**Requirement**
Wherever the string "given" appears in a line, extract that line.

**Records provided**
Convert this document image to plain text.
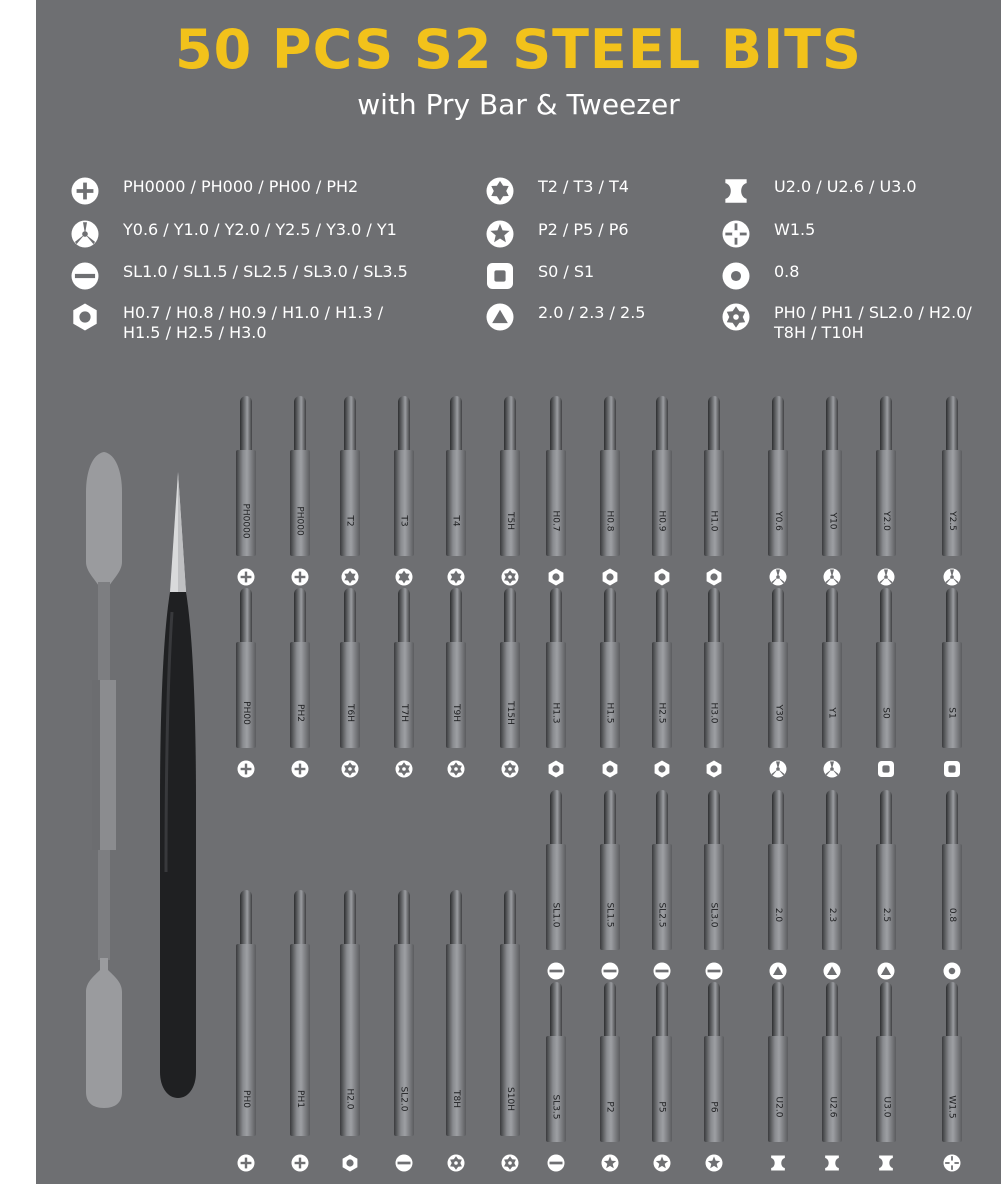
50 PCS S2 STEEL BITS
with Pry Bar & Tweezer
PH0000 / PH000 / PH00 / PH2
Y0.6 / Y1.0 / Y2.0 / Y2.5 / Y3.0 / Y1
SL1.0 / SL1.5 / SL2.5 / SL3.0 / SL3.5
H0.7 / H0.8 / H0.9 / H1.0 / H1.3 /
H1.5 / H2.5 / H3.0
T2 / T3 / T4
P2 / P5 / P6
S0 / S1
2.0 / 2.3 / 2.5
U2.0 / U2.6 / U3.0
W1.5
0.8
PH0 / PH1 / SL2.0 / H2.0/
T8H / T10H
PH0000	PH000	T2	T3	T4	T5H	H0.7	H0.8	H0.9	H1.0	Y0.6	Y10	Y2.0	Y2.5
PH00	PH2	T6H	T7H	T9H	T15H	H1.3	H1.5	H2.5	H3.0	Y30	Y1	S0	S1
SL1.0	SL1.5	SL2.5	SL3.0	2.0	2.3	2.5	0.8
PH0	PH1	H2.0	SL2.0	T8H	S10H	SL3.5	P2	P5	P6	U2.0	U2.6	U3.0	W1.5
--
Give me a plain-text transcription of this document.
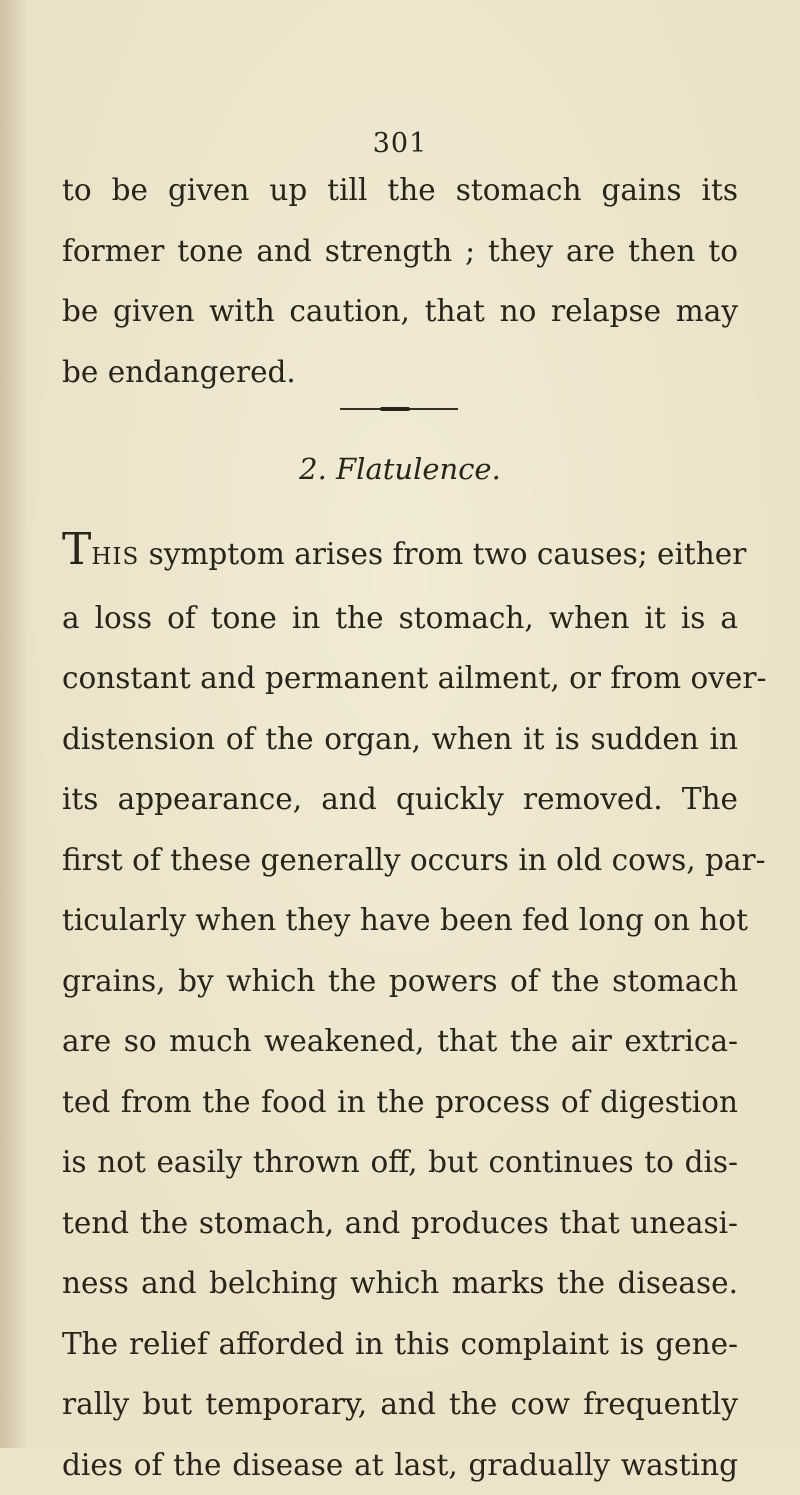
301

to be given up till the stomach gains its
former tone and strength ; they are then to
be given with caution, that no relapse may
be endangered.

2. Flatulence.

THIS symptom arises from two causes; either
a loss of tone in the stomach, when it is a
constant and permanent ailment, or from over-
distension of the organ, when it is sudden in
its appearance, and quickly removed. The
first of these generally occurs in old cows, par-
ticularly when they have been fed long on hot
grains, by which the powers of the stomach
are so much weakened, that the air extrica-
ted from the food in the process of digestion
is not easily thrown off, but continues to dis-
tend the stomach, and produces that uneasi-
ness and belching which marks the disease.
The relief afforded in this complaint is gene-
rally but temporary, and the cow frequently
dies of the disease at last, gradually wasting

**Result**
to be given up till the stomach gains its
be given with caution, that no relapse may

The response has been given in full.